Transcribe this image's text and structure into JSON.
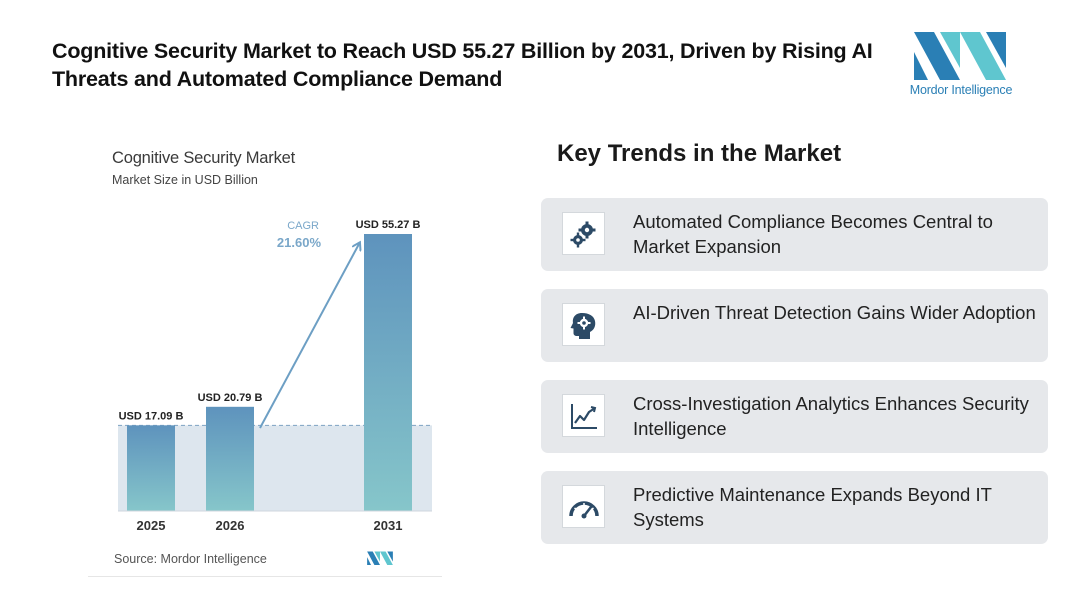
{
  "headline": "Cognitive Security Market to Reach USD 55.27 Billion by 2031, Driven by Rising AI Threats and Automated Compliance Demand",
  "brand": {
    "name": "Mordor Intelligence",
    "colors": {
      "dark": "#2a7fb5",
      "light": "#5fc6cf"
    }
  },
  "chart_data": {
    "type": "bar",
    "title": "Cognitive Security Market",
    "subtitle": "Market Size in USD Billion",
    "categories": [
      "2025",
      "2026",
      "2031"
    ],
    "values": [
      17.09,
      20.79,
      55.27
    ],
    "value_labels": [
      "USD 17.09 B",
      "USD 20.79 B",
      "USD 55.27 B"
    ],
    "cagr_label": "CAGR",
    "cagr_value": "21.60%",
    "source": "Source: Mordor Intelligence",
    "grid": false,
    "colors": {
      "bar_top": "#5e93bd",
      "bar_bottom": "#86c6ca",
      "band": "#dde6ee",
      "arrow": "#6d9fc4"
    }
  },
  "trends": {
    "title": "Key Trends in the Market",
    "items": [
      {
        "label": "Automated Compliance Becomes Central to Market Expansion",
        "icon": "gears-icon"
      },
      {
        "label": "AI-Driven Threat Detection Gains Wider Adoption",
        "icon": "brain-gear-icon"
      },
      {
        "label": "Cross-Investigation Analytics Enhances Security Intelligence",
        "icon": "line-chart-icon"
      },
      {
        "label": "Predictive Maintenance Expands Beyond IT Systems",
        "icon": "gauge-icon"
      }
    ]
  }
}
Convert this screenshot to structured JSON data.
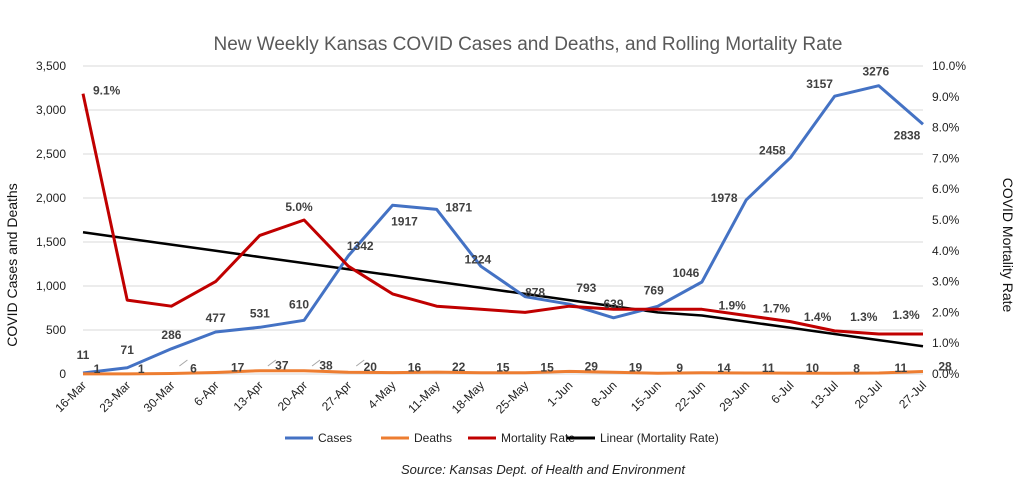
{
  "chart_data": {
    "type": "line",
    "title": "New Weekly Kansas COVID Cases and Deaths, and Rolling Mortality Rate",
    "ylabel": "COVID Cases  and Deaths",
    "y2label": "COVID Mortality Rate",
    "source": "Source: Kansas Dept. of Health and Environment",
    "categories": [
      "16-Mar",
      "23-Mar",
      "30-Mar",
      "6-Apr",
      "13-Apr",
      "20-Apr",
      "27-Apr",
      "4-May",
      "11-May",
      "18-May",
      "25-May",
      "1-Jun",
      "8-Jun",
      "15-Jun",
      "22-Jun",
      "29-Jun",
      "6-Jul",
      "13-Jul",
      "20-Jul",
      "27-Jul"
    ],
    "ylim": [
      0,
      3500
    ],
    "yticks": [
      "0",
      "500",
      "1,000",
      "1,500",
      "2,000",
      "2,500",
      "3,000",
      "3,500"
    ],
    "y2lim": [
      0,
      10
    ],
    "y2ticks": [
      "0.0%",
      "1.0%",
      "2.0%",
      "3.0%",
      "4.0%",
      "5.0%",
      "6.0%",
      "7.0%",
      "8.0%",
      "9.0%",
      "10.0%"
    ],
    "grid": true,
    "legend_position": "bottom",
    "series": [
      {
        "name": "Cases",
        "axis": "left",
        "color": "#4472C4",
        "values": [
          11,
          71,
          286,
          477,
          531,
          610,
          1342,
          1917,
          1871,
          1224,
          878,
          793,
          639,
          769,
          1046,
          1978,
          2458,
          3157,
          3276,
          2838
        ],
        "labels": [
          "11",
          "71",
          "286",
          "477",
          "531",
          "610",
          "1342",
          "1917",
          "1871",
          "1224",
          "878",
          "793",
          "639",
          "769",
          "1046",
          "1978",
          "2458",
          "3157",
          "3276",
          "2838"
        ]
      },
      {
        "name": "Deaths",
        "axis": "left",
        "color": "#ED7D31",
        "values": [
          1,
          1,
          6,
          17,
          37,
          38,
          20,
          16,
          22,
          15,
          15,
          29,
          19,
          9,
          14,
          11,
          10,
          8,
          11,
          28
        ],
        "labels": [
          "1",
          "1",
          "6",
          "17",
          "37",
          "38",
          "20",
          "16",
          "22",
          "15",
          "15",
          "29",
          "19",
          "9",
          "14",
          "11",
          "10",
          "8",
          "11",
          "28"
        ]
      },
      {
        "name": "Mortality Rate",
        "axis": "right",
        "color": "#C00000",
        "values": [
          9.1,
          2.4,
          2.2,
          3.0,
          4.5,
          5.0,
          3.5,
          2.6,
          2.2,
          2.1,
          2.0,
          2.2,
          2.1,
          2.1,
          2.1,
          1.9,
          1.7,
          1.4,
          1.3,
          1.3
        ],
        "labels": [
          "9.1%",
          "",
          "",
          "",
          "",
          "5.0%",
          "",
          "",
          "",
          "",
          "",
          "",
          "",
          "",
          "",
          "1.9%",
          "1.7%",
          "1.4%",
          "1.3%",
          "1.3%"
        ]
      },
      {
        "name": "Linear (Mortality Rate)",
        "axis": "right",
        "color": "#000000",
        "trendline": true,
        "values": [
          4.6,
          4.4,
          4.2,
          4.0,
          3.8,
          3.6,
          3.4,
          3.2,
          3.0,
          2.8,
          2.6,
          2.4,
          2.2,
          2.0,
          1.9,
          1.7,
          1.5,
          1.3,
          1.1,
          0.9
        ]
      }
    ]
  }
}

• EXERCISE TASK:
Reproduce the records above exactly, leaving out every picture they contain.

• RESPONSE TO THIS TASK:
Transcribe this image's text and structure into JSON.
{
  "headline": "Cognitive Security Market to Reach USD 55.27 Billion by 2031, Driven by Rising AI Threats and Automated Compliance Demand",
  "brand": {
    "name": "Mordor Intelligence",
    "colors": {
      "dark": "#2a7fb5",
      "light": "#5fc6cf"
    }
  },
  "chart_data": {
    "type": "bar",
    "title": "Cognitive Security Market",
    "subtitle": "Market Size in USD Billion",
    "categories": [
      "2025",
      "2026",
      "2031"
    ],
    "values": [
      17.09,
      20.79,
      55.27
    ],
    "value_labels": [
      "USD 17.09 B",
      "USD 20.79 B",
      "USD 55.27 B"
    ],
    "cagr_label": "CAGR",
    "cagr_value": "21.60%",
    "source": "Source: Mordor Intelligence",
    "grid": false,
    "colors": {
      "bar_top": "#5e93bd",
      "bar_bottom": "#86c6ca",
      "band": "#dde6ee",
      "arrow": "#6d9fc4"
    }
  },
  "trends": {
    "title": "Key Trends in the Market",
    "items": [
      {
        "label": "Automated Compliance Becomes Central to Market Expansion",
        "icon": "gears-icon"
      },
      {
        "label": "AI-Driven Threat Detection Gains Wider Adoption",
        "icon": "brain-gear-icon"
      },
      {
        "label": "Cross-Investigation Analytics Enhances Security Intelligence",
        "icon": "line-chart-icon"
      },
      {
        "label": "Predictive Maintenance Expands Beyond IT Systems",
        "icon": "gauge-icon"
      }
    ]
  }
}
Convert this screenshot to structured JSON data.
{
  "chart_data": {
    "type": "line",
    "title": "New Weekly Kansas COVID Cases and Deaths, and Rolling Mortality Rate",
    "ylabel": "COVID Cases  and Deaths",
    "y2label": "COVID Mortality Rate",
    "source": "Source: Kansas Dept. of Health and Environment",
    "categories": [
      "16-Mar",
      "23-Mar",
      "30-Mar",
      "6-Apr",
      "13-Apr",
      "20-Apr",
      "27-Apr",
      "4-May",
      "11-May",
      "18-May",
      "25-May",
      "1-Jun",
      "8-Jun",
      "15-Jun",
      "22-Jun",
      "29-Jun",
      "6-Jul",
      "13-Jul",
      "20-Jul",
      "27-Jul"
    ],
    "ylim": [
      0,
      3500
    ],
    "yticks": [
      "0",
      "500",
      "1,000",
      "1,500",
      "2,000",
      "2,500",
      "3,000",
      "3,500"
    ],
    "y2lim": [
      0,
      10
    ],
    "y2ticks": [
      "0.0%",
      "1.0%",
      "2.0%",
      "3.0%",
      "4.0%",
      "5.0%",
      "6.0%",
      "7.0%",
      "8.0%",
      "9.0%",
      "10.0%"
    ],
    "grid": true,
    "legend_position": "bottom",
    "series": [
      {
        "name": "Cases",
        "axis": "left",
        "color": "#4472C4",
        "values": [
          11,
          71,
          286,
          477,
          531,
          610,
          1342,
          1917,
          1871,
          1224,
          878,
          793,
          639,
          769,
          1046,
          1978,
          2458,
          3157,
          3276,
          2838
        ],
        "labels": [
          "11",
          "71",
          "286",
          "477",
          "531",
          "610",
          "1342",
          "1917",
          "1871",
          "1224",
          "878",
          "793",
          "639",
          "769",
          "1046",
          "1978",
          "2458",
          "3157",
          "3276",
          "2838"
        ]
      },
      {
        "name": "Deaths",
        "axis": "left",
        "color": "#ED7D31",
        "values": [
          1,
          1,
          6,
          17,
          37,
          38,
          20,
          16,
          22,
          15,
          15,
          29,
          19,
          9,
          14,
          11,
          10,
          8,
          11,
          28
        ],
        "labels": [
          "1",
          "1",
          "6",
          "17",
          "37",
          "38",
          "20",
          "16",
          "22",
          "15",
          "15",
          "29",
          "19",
          "9",
          "14",
          "11",
          "10",
          "8",
          "11",
          "28"
        ]
      },
      {
        "name": "Mortality Rate",
        "axis": "right",
        "color": "#C00000",
        "values": [
          9.1,
          2.4,
          2.2,
          3.0,
          4.5,
          5.0,
          3.5,
          2.6,
          2.2,
          2.1,
          2.0,
          2.2,
          2.1,
          2.1,
          2.1,
          1.9,
          1.7,
          1.4,
          1.3,
          1.3
        ],
        "labels": [
          "9.1%",
          "",
          "",
          "",
          "",
          "5.0%",
          "",
          "",
          "",
          "",
          "",
          "",
          "",
          "",
          "",
          "1.9%",
          "1.7%",
          "1.4%",
          "1.3%",
          "1.3%"
        ]
      },
      {
        "name": "Linear (Mortality Rate)",
        "axis": "right",
        "color": "#000000",
        "trendline": true,
        "values": [
          4.6,
          4.4,
          4.2,
          4.0,
          3.8,
          3.6,
          3.4,
          3.2,
          3.0,
          2.8,
          2.6,
          2.4,
          2.2,
          2.0,
          1.9,
          1.7,
          1.5,
          1.3,
          1.1,
          0.9
        ]
      }
    ]
  }
}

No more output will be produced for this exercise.